▶ **Exercise directions**:
Pull out every line in the data that has the string "Murraya" in it.

▶ **Given entries**:
'''

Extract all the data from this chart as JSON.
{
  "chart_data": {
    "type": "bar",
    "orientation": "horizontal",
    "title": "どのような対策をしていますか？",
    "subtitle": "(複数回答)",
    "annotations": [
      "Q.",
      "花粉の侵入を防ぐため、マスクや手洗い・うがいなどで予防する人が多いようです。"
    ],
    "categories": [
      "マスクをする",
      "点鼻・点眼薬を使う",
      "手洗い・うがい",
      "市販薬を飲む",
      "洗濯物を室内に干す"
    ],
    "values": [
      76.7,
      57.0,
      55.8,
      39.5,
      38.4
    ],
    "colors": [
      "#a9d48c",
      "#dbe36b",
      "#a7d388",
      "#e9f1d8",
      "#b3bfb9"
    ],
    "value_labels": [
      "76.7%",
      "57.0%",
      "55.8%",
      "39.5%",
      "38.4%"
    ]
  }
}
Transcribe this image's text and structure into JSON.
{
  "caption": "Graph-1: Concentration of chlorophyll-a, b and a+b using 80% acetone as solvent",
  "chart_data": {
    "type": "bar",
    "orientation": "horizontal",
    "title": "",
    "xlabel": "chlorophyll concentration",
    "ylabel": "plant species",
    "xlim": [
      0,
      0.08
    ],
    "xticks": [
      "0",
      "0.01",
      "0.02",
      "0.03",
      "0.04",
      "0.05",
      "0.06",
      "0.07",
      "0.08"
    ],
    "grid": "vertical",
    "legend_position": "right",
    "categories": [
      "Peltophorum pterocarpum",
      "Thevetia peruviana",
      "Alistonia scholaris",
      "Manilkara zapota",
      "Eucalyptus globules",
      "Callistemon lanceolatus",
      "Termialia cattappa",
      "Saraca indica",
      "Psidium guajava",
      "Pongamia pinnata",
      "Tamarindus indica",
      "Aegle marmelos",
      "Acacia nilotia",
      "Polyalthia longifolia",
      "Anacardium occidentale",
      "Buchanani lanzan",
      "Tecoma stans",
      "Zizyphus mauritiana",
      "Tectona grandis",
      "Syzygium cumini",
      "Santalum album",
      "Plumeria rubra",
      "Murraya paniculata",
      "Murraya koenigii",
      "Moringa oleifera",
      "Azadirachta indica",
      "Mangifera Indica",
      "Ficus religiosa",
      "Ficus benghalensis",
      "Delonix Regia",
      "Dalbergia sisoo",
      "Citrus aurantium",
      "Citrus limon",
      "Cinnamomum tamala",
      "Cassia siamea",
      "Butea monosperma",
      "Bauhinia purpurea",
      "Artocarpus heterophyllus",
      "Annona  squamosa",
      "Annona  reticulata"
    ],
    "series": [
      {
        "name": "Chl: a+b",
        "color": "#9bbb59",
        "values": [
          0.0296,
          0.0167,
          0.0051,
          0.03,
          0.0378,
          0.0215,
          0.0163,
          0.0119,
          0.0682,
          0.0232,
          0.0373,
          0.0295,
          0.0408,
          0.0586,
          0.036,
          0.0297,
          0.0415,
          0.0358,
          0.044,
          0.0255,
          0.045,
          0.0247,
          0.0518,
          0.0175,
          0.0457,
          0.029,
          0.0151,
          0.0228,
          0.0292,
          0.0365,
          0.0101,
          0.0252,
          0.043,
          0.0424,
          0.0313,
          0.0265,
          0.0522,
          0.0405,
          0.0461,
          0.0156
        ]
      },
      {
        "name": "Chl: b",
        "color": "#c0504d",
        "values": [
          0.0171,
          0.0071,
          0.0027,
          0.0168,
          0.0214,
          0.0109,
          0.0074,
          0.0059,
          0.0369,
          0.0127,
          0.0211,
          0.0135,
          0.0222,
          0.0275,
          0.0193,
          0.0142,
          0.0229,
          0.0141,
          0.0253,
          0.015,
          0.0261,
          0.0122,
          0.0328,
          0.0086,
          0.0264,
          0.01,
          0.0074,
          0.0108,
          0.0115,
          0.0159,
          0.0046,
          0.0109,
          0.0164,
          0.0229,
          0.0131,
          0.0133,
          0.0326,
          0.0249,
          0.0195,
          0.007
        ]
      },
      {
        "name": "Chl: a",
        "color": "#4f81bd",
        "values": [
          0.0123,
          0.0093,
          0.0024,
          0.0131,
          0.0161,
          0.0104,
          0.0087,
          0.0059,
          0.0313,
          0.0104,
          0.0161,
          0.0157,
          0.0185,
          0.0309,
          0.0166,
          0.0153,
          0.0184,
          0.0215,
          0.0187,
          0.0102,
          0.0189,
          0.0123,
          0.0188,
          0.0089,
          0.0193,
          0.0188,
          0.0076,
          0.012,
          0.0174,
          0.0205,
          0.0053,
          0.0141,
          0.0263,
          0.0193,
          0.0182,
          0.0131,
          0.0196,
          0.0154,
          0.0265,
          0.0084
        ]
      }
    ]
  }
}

'''

▶ **Answer to this task**:
      "Murraya paniculata",
      "Murraya koenigii",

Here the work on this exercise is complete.